### Dataset records ###

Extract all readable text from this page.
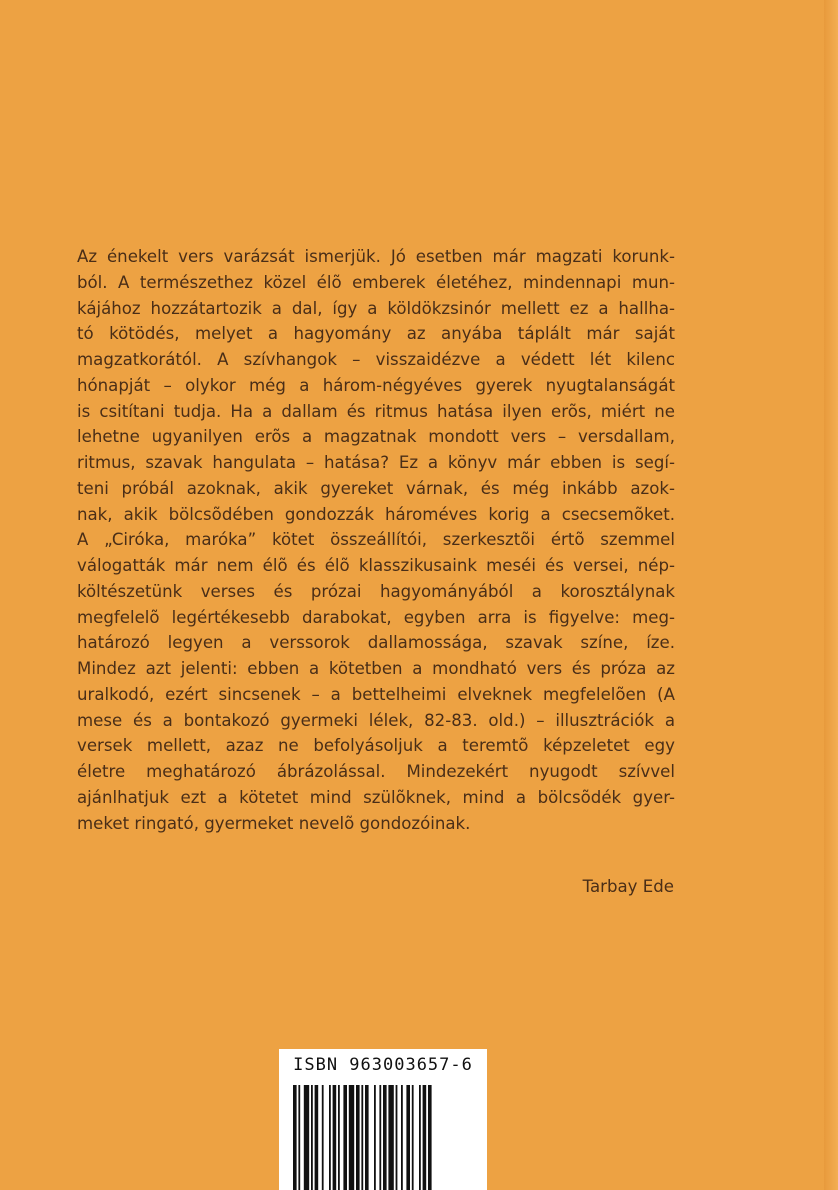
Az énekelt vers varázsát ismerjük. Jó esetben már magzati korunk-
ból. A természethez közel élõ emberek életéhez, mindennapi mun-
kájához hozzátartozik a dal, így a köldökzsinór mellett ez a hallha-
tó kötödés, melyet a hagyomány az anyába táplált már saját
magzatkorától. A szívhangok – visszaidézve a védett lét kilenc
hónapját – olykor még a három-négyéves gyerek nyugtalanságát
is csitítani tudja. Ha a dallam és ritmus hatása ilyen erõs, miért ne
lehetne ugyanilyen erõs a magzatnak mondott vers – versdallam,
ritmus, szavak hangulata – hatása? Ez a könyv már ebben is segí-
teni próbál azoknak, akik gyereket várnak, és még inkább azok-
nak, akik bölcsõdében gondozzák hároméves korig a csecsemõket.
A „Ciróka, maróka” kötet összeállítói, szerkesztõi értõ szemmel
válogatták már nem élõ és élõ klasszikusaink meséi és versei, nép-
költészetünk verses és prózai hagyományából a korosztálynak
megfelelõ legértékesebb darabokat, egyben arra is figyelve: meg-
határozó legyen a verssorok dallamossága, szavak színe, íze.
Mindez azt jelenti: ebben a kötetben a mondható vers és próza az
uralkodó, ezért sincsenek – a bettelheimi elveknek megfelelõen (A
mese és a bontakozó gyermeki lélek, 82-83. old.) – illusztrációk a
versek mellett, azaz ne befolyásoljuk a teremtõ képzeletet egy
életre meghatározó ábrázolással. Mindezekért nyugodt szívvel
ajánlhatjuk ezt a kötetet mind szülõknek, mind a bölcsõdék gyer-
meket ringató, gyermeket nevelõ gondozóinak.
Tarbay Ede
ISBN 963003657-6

###
### Dataset records ###

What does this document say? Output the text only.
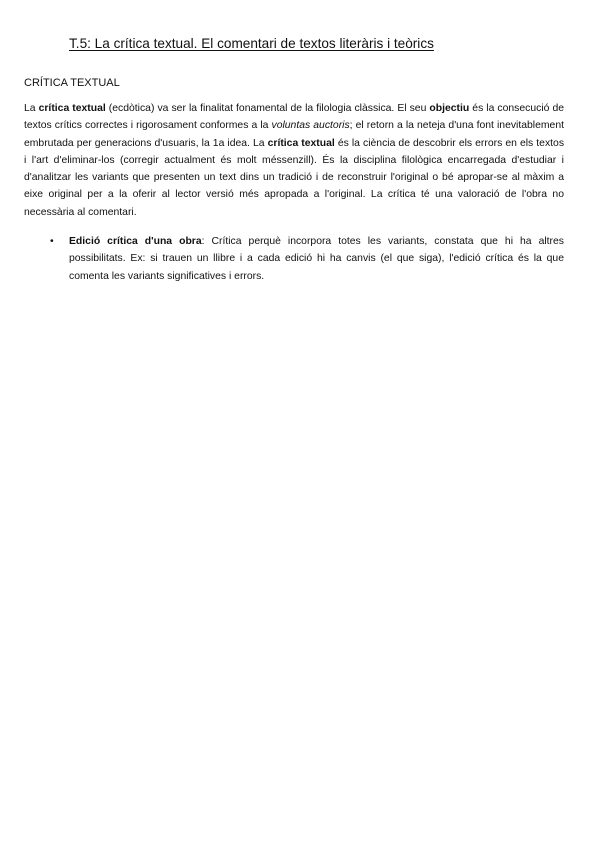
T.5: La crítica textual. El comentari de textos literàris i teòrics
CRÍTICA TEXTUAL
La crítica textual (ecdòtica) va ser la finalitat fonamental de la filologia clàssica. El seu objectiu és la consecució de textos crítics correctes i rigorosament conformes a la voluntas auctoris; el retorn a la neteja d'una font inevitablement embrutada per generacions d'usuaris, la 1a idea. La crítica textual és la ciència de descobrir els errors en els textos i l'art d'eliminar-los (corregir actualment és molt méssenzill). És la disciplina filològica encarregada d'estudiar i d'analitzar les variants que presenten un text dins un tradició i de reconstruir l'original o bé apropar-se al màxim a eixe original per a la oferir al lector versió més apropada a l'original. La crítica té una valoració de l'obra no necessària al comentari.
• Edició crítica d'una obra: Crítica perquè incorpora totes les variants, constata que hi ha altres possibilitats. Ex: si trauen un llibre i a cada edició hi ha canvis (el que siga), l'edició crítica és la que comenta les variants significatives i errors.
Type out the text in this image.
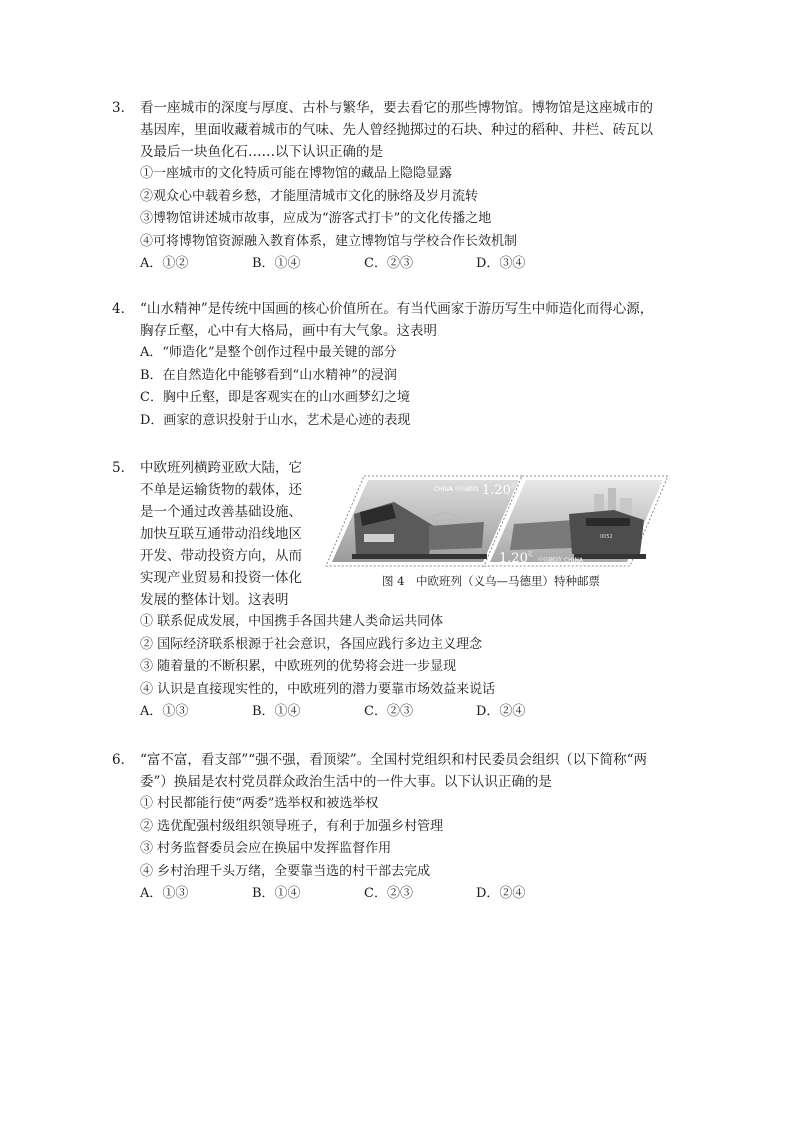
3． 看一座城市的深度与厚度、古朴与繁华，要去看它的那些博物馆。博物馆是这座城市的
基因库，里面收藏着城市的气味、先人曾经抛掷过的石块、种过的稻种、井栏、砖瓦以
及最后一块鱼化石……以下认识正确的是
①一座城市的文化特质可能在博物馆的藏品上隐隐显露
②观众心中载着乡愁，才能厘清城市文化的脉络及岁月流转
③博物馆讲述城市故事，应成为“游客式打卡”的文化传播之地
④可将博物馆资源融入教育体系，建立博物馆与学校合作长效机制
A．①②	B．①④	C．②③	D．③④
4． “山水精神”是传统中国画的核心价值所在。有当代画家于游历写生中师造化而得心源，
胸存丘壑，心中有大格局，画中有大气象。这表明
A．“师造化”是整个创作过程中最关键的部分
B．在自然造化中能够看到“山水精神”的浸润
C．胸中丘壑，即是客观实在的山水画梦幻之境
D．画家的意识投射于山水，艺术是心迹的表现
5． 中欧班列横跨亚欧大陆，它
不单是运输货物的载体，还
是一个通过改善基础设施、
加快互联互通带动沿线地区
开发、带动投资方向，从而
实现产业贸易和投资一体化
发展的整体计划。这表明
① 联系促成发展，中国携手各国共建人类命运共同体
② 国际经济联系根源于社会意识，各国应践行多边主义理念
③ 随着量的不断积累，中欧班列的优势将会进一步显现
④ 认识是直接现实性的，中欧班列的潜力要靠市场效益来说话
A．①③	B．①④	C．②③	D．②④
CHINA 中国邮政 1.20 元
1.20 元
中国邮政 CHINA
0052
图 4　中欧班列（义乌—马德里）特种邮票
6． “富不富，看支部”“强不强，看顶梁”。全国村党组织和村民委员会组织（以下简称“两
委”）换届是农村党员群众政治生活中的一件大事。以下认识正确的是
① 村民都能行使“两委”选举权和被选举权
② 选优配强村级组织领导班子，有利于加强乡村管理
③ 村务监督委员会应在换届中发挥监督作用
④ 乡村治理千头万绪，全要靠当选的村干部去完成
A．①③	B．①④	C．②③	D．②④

###
### Dataset records ###

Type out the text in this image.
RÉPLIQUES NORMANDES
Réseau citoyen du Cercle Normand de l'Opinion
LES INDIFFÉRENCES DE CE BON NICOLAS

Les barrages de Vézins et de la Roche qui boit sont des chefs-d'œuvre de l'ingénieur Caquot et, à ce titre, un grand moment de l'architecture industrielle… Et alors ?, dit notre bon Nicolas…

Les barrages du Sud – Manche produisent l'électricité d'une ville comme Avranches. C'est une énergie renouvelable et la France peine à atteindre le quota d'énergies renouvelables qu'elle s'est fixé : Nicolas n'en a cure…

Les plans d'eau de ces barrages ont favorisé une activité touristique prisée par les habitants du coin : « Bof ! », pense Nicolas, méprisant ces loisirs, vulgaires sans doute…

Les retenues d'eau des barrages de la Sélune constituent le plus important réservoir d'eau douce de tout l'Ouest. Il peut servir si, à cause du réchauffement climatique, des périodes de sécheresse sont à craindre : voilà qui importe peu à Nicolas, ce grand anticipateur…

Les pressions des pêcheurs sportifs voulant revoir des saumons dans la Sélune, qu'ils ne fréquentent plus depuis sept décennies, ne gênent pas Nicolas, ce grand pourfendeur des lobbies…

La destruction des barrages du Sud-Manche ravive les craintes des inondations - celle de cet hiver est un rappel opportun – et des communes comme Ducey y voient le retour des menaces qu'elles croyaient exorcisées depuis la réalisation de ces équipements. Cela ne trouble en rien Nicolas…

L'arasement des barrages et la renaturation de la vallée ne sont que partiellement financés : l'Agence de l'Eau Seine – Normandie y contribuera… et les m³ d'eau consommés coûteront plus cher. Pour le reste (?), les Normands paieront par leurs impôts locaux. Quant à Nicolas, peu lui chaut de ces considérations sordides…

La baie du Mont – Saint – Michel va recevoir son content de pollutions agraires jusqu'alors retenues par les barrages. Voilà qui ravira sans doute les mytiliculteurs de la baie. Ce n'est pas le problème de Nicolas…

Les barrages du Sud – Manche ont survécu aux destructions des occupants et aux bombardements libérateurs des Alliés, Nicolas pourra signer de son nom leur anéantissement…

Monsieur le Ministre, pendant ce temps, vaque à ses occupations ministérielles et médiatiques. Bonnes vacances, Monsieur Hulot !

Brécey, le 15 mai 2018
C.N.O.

###

Exercise instructions — Pull out every line containing "comme".

Result —
Les barrages du Sud – Manche produisent l'électricité d'une ville comme Avranches. C'est une énergie renouvelable et la France peine à atteindre le quota d'énergies renouvelables qu'elle s'est fixé : Nicolas n'en a cure…
La destruction des barrages du Sud-Manche ravive les craintes des inondations - celle de cet hiver est un rappel opportun – et des communes comme Ducey y voient le retour des menaces qu'elles croyaient exorcisées depuis la réalisation de ces équipements. Cela ne trouble en rien Nicolas…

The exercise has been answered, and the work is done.